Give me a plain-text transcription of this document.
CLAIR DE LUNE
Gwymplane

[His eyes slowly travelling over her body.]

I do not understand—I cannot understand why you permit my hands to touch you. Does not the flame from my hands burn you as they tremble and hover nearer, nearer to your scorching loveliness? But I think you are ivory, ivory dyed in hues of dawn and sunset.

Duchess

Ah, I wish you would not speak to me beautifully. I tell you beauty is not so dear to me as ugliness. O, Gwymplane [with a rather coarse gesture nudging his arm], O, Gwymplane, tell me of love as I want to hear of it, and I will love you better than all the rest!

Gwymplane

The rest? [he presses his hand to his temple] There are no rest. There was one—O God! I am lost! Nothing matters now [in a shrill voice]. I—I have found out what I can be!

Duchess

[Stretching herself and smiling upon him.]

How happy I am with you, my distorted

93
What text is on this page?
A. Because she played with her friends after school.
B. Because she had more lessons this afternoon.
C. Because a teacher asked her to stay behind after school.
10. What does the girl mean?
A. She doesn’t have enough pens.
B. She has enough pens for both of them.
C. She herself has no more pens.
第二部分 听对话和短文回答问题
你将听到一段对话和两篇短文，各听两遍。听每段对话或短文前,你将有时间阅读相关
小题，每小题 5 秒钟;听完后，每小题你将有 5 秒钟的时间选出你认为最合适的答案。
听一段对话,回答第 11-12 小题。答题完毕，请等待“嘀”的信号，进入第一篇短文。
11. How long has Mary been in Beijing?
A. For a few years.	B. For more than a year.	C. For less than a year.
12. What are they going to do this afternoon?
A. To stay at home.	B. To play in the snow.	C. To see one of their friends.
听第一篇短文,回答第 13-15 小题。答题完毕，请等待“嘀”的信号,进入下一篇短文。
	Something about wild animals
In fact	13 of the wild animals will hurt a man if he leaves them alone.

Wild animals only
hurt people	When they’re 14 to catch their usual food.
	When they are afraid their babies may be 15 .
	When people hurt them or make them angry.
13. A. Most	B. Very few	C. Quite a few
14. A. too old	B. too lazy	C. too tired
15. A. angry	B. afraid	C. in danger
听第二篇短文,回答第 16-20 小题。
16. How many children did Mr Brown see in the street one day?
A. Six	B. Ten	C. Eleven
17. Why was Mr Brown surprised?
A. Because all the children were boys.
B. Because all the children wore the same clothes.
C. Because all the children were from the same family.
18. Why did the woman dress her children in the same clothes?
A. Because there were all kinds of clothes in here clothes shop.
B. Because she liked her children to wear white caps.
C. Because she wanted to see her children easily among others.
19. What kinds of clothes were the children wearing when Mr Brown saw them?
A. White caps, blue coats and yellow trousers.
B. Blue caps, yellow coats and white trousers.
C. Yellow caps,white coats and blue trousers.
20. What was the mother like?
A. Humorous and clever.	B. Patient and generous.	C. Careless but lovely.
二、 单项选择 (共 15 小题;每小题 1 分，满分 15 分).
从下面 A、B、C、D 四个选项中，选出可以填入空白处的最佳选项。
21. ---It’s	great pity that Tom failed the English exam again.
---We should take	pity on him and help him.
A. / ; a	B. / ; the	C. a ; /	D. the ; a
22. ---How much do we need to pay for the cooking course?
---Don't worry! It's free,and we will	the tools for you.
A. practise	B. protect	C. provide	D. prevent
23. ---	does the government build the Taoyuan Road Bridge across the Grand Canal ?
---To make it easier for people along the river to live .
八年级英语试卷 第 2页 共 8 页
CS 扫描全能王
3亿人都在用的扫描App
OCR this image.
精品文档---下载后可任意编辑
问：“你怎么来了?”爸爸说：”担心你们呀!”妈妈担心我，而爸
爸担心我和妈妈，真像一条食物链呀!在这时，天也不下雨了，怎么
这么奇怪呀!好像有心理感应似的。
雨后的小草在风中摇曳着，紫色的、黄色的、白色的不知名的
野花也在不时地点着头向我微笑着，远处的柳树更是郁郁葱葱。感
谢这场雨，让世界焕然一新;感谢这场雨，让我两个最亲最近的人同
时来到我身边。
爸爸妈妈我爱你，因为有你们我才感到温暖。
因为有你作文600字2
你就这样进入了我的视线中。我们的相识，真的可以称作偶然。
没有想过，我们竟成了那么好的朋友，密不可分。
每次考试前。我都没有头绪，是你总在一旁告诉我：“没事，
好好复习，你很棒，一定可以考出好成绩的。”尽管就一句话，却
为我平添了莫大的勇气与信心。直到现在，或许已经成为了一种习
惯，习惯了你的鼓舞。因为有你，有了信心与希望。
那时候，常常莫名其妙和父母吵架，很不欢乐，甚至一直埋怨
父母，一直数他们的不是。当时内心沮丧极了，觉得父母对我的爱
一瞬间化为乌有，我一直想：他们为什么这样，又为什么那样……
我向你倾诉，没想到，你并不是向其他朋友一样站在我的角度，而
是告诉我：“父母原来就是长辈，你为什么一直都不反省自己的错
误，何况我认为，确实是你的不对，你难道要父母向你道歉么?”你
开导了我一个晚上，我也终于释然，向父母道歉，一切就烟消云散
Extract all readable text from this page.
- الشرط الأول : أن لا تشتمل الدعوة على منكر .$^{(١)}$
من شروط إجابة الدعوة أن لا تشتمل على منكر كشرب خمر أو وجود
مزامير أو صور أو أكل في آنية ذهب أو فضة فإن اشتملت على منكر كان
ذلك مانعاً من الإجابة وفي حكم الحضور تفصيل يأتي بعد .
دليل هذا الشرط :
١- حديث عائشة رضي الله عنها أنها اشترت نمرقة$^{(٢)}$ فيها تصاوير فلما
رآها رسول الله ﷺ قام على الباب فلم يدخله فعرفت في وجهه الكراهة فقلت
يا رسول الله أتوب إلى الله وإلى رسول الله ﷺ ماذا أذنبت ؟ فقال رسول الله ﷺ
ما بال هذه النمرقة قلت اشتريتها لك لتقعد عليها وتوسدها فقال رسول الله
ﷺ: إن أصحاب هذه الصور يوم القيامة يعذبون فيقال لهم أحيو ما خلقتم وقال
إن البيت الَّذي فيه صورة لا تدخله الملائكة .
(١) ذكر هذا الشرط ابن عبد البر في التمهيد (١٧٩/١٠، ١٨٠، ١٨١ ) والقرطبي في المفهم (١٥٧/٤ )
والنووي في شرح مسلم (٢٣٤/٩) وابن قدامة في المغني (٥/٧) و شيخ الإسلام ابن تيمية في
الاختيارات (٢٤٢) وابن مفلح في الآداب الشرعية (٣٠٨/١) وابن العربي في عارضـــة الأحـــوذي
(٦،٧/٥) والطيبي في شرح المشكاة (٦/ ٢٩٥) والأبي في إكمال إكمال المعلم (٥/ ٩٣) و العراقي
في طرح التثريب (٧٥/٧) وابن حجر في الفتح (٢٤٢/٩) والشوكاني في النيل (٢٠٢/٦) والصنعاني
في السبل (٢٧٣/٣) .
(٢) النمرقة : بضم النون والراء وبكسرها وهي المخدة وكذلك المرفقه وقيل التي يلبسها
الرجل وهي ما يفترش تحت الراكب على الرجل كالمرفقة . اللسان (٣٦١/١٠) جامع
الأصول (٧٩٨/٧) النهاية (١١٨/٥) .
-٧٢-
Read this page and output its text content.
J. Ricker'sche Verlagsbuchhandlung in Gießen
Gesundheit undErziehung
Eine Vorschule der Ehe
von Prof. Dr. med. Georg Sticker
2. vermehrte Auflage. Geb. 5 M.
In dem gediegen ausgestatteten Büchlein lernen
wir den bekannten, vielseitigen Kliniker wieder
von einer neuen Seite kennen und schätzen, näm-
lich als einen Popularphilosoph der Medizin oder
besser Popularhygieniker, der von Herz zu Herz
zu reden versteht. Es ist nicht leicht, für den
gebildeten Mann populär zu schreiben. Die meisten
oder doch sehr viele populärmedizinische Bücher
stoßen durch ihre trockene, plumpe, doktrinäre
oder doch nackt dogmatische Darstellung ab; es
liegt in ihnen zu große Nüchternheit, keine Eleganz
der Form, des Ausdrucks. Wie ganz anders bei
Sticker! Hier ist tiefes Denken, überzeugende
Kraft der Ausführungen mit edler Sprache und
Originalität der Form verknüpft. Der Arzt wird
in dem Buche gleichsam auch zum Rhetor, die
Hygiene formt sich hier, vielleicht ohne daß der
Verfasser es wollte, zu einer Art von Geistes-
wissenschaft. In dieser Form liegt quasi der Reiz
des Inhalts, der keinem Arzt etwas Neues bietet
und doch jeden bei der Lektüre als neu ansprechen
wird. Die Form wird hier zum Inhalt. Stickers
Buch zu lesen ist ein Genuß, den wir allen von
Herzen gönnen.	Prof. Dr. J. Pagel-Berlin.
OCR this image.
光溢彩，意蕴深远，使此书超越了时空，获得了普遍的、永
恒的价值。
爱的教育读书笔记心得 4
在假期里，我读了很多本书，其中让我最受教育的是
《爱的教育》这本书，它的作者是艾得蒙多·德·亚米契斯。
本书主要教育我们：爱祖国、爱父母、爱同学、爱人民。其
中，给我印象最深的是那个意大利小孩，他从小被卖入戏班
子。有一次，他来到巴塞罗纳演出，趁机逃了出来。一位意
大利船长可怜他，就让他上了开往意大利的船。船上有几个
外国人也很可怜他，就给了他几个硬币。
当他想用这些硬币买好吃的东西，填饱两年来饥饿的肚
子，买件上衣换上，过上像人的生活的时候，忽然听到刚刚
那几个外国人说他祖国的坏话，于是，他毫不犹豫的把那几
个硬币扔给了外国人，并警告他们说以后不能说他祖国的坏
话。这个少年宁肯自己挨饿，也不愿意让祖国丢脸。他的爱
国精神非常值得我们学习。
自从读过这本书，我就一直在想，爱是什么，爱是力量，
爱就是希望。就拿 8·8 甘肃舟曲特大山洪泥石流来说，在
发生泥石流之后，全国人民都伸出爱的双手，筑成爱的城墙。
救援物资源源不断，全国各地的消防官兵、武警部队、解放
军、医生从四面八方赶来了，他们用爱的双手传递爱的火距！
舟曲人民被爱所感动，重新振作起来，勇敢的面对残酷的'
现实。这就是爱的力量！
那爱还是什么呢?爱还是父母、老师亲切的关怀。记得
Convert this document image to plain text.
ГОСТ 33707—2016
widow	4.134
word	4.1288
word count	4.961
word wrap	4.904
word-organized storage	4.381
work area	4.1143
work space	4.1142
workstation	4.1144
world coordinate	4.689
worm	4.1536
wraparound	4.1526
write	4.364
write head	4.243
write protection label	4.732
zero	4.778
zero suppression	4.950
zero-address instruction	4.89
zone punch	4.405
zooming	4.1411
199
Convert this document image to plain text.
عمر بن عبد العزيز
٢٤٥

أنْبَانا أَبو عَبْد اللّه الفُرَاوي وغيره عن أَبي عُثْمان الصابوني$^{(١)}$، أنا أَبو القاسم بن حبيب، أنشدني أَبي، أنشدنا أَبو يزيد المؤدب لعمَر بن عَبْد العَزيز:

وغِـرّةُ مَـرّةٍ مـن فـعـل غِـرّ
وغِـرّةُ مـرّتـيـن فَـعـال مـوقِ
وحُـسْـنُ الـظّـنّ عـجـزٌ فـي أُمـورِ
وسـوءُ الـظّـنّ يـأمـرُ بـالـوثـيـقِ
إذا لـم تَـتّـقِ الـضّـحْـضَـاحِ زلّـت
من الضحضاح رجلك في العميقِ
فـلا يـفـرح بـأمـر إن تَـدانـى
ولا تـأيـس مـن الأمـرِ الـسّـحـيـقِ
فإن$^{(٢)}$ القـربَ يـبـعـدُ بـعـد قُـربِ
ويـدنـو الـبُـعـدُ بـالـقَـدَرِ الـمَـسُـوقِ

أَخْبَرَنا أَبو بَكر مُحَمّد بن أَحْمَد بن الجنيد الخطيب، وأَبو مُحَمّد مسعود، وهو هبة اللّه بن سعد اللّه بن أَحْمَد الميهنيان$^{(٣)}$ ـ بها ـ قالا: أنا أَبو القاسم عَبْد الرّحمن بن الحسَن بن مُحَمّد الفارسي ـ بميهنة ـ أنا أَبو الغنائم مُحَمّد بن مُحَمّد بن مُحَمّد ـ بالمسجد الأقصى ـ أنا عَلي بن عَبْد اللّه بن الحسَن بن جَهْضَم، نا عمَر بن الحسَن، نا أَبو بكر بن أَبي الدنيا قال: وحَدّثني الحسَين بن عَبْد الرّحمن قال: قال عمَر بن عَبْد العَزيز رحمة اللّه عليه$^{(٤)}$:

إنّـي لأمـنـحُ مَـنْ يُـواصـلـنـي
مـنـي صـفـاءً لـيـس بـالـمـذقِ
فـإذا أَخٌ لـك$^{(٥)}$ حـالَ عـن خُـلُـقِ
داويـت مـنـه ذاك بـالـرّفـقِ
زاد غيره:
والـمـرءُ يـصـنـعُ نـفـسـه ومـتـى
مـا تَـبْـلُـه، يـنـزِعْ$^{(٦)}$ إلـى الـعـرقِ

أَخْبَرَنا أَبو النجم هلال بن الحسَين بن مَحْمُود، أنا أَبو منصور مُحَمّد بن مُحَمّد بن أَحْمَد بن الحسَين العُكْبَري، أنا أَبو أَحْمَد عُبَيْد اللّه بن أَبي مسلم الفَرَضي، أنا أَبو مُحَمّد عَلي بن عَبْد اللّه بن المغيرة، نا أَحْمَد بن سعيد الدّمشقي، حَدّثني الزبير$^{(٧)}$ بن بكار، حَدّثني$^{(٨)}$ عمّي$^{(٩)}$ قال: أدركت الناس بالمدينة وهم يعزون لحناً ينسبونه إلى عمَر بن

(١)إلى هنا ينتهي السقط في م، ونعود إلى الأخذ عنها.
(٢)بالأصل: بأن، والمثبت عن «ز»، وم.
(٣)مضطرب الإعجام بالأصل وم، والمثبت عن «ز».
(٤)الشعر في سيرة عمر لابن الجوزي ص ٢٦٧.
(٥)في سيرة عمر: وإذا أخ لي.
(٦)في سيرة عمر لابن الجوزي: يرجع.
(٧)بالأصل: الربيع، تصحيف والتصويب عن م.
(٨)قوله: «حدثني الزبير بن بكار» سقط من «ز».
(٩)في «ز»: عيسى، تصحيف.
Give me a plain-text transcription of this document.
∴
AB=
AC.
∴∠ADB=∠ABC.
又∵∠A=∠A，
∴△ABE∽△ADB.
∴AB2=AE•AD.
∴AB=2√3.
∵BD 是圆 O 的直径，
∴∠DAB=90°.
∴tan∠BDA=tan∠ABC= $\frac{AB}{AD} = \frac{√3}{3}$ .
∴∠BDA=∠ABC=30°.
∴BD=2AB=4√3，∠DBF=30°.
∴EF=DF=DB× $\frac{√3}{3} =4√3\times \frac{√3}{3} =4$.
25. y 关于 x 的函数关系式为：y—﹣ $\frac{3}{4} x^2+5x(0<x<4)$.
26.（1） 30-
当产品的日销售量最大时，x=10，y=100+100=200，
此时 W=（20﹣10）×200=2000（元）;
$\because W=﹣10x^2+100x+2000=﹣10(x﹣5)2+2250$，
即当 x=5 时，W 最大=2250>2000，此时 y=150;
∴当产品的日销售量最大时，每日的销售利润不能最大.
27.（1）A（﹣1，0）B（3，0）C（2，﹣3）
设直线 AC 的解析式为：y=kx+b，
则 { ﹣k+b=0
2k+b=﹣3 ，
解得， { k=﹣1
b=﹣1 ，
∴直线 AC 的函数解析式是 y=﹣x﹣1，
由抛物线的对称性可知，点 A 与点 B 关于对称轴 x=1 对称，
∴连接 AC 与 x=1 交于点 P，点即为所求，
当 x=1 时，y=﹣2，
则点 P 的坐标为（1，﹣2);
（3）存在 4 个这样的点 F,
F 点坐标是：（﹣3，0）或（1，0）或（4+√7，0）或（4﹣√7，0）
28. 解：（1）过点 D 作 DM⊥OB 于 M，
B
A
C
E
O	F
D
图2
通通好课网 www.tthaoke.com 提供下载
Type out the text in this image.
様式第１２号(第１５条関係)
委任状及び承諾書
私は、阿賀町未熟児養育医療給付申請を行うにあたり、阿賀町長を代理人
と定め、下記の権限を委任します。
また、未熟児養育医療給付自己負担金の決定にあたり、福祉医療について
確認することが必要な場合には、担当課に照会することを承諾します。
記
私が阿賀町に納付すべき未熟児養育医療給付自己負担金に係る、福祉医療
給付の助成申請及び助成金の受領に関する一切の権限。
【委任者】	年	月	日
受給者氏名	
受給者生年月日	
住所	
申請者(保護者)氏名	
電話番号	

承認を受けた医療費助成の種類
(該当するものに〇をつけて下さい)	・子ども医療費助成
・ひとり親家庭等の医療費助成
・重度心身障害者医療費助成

▶ [Required work] Scan the entries above for the word "وابن" and collect each line holding it.

▶ [Answer to this exercise]
والنووي في شرح مسلم (٢٣٤/٩) وابن قدامة في المغني (٥/٧) و شيخ الإسلام ابن تيمية في
الاختيارات (٢٤٢) وابن مفلح في الآداب الشرعية (٣٠٨/١) وابن العربي في عارضـــة الأحـــوذي
في طرح التثريب (٧٥/٧) وابن حجر في الفتح (٢٤٢/٩) والشوكاني في النيل (٢٠٢/٦) والصنعاني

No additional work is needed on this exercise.